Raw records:
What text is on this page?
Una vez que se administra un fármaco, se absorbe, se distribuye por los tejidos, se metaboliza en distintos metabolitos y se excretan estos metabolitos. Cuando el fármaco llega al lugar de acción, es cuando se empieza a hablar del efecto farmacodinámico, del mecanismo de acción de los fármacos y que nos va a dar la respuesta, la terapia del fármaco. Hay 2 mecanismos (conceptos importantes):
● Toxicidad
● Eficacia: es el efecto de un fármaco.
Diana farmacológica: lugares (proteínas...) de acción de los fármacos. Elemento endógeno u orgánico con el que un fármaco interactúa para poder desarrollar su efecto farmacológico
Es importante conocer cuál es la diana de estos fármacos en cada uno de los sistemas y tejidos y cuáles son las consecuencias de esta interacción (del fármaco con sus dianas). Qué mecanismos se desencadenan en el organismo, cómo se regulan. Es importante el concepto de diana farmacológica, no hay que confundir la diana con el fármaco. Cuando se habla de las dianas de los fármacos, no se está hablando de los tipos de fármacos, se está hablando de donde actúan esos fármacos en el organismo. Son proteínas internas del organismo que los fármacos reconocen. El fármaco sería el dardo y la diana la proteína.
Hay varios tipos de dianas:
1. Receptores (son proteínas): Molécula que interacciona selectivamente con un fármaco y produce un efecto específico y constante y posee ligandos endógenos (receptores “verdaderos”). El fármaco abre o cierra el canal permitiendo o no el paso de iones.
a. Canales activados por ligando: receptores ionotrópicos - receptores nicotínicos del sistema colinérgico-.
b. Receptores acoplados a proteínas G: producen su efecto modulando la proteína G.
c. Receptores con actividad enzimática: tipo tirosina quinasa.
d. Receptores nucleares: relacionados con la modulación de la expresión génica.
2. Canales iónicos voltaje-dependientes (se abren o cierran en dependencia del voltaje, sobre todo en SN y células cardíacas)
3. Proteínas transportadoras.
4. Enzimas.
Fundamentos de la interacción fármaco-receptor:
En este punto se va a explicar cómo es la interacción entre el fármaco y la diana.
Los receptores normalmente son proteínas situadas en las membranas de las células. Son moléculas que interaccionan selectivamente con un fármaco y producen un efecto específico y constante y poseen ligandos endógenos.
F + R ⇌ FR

> **Task prompt**
Take the listing above and set it down exactly.

> **Exercise answer**
What text is on this page?
Una vez que se administra un fármaco, se absorbe, se distribuye por los tejidos, se metaboliza en distintos metabolitos y se excretan estos metabolitos. Cuando el fármaco llega al lugar de acción, es cuando se empieza a hablar del efecto farmacodinámico, del mecanismo de acción de los fármacos y que nos va a dar la respuesta, la terapia del fármaco. Hay 2 mecanismos (conceptos importantes):
● Toxicidad
● Eficacia: es el efecto de un fármaco.
Diana farmacológica: lugares (proteínas...) de acción de los fármacos. Elemento endógeno u orgánico con el que un fármaco interactúa para poder desarrollar su efecto farmacológico
Es importante conocer cuál es la diana de estos fármacos en cada uno de los sistemas y tejidos y cuáles son las consecuencias de esta interacción (del fármaco con sus dianas). Qué mecanismos se desencadenan en el organismo, cómo se regulan. Es importante el concepto de diana farmacológica, no hay que confundir la diana con el fármaco. Cuando se habla de las dianas de los fármacos, no se está hablando de los tipos de fármacos, se está hablando de donde actúan esos fármacos en el organismo. Son proteínas internas del organismo que los fármacos reconocen. El fármaco sería el dardo y la diana la proteína.
Hay varios tipos de dianas:
1. Receptores (son proteínas): Molécula que interacciona selectivamente con un fármaco y produce un efecto específico y constante y posee ligandos endógenos (receptores “verdaderos”). El fármaco abre o cierra el canal permitiendo o no el paso de iones.
a. Canales activados por ligando: receptores ionotrópicos - receptores nicotínicos del sistema colinérgico-.
b. Receptores acoplados a proteínas G: producen su efecto modulando la proteína G.
c. Receptores con actividad enzimática: tipo tirosina quinasa.
d. Receptores nucleares: relacionados con la modulación de la expresión génica.
2. Canales iónicos voltaje-dependientes (se abren o cierran en dependencia del voltaje, sobre todo en SN y células cardíacas)
3. Proteínas transportadoras.
4. Enzimas.
Fundamentos de la interacción fármaco-receptor:
En este punto se va a explicar cómo es la interacción entre el fármaco y la diana.
Los receptores normalmente son proteínas situadas en las membranas de las células. Son moléculas que interaccionan selectivamente con un fármaco y producen un efecto específico y constante y poseen ligandos endógenos.
F + R ⇌ FR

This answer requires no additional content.